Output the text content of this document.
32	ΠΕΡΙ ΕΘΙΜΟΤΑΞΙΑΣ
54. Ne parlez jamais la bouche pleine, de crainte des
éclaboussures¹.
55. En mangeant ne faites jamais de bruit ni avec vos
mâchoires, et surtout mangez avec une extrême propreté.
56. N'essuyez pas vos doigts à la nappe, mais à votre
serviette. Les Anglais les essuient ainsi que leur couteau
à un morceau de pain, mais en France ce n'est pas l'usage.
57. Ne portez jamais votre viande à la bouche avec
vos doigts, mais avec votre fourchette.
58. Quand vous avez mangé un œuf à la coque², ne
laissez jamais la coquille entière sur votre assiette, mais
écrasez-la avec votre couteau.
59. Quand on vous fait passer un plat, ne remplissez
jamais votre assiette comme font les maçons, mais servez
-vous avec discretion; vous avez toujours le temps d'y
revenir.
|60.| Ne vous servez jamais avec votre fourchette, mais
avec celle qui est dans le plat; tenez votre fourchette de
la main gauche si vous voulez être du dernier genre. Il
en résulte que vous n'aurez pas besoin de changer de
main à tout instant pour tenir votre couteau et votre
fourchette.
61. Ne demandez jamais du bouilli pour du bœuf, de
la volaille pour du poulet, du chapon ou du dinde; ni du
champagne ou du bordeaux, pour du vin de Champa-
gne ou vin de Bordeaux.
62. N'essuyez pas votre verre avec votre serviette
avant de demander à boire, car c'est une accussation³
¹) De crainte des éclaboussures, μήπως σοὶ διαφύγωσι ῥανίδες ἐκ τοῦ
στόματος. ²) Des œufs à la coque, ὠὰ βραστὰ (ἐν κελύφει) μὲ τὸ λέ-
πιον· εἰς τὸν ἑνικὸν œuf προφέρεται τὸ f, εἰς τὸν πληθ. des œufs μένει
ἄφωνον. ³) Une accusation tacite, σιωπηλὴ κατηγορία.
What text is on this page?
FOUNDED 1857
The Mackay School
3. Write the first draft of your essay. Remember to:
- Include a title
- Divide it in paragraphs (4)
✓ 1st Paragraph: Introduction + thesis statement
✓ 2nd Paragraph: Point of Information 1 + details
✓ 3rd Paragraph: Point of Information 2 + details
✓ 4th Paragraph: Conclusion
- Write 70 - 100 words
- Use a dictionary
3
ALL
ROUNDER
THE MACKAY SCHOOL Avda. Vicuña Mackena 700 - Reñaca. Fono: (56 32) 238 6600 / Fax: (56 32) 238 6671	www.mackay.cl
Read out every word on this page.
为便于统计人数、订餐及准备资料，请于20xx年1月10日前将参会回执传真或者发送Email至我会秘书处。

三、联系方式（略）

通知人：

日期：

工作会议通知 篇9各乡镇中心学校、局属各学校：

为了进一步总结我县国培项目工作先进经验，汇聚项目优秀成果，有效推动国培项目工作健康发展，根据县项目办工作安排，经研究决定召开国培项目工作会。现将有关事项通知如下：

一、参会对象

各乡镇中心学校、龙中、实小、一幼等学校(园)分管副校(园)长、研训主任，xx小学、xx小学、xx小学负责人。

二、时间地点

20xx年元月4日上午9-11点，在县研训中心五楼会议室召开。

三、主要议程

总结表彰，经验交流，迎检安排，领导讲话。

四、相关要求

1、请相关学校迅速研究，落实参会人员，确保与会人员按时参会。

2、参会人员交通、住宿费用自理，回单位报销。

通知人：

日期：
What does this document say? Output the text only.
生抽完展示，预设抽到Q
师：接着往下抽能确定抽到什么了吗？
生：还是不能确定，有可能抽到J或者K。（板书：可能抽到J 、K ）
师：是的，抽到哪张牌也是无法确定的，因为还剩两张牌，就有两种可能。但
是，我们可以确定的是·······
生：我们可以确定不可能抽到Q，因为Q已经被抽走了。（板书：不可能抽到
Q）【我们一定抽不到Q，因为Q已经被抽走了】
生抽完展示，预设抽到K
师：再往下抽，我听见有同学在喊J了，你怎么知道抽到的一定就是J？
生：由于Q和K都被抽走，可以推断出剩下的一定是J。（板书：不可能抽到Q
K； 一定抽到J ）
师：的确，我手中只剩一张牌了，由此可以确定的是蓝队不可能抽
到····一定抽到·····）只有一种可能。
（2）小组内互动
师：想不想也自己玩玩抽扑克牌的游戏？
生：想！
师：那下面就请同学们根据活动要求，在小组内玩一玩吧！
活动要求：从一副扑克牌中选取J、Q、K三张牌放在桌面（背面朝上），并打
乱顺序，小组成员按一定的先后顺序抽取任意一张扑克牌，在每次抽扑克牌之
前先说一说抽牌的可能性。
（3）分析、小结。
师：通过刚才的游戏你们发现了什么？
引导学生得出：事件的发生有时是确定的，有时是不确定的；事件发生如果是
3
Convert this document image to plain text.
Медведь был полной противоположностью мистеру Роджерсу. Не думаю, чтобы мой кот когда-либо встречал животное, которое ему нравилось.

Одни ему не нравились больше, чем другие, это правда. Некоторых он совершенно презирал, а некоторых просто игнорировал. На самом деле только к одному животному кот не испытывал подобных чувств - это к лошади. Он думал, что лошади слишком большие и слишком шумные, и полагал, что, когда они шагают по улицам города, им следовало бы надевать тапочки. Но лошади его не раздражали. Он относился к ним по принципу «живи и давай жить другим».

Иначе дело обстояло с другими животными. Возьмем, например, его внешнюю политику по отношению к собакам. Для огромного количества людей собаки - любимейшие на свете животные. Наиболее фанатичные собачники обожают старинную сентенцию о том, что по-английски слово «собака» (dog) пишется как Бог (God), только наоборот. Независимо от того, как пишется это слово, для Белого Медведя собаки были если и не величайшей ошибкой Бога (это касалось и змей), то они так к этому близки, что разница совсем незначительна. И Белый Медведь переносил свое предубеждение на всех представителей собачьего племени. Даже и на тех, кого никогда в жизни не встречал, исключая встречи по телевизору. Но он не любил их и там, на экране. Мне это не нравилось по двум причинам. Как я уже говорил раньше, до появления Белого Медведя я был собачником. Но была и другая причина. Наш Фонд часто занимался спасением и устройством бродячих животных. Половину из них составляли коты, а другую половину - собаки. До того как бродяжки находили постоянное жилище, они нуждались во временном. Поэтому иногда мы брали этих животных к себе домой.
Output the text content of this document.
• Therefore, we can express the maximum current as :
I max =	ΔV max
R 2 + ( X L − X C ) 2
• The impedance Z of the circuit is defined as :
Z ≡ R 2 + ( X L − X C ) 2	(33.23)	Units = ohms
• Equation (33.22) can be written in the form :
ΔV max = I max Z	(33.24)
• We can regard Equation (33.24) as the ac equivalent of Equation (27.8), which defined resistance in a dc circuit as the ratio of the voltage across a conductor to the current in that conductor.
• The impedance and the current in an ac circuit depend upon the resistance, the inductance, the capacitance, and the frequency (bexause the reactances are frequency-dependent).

━━━━━━

◆ Written request ◆
Copy out every line where the word "fourchette" occurs.

◆ Correct output ◆
vos doigts, mais avec votre fourchette.
|60.| Ne vous servez jamais avec votre fourchette, mais
avec celle qui est dans le plat; tenez votre fourchette de
fourchette.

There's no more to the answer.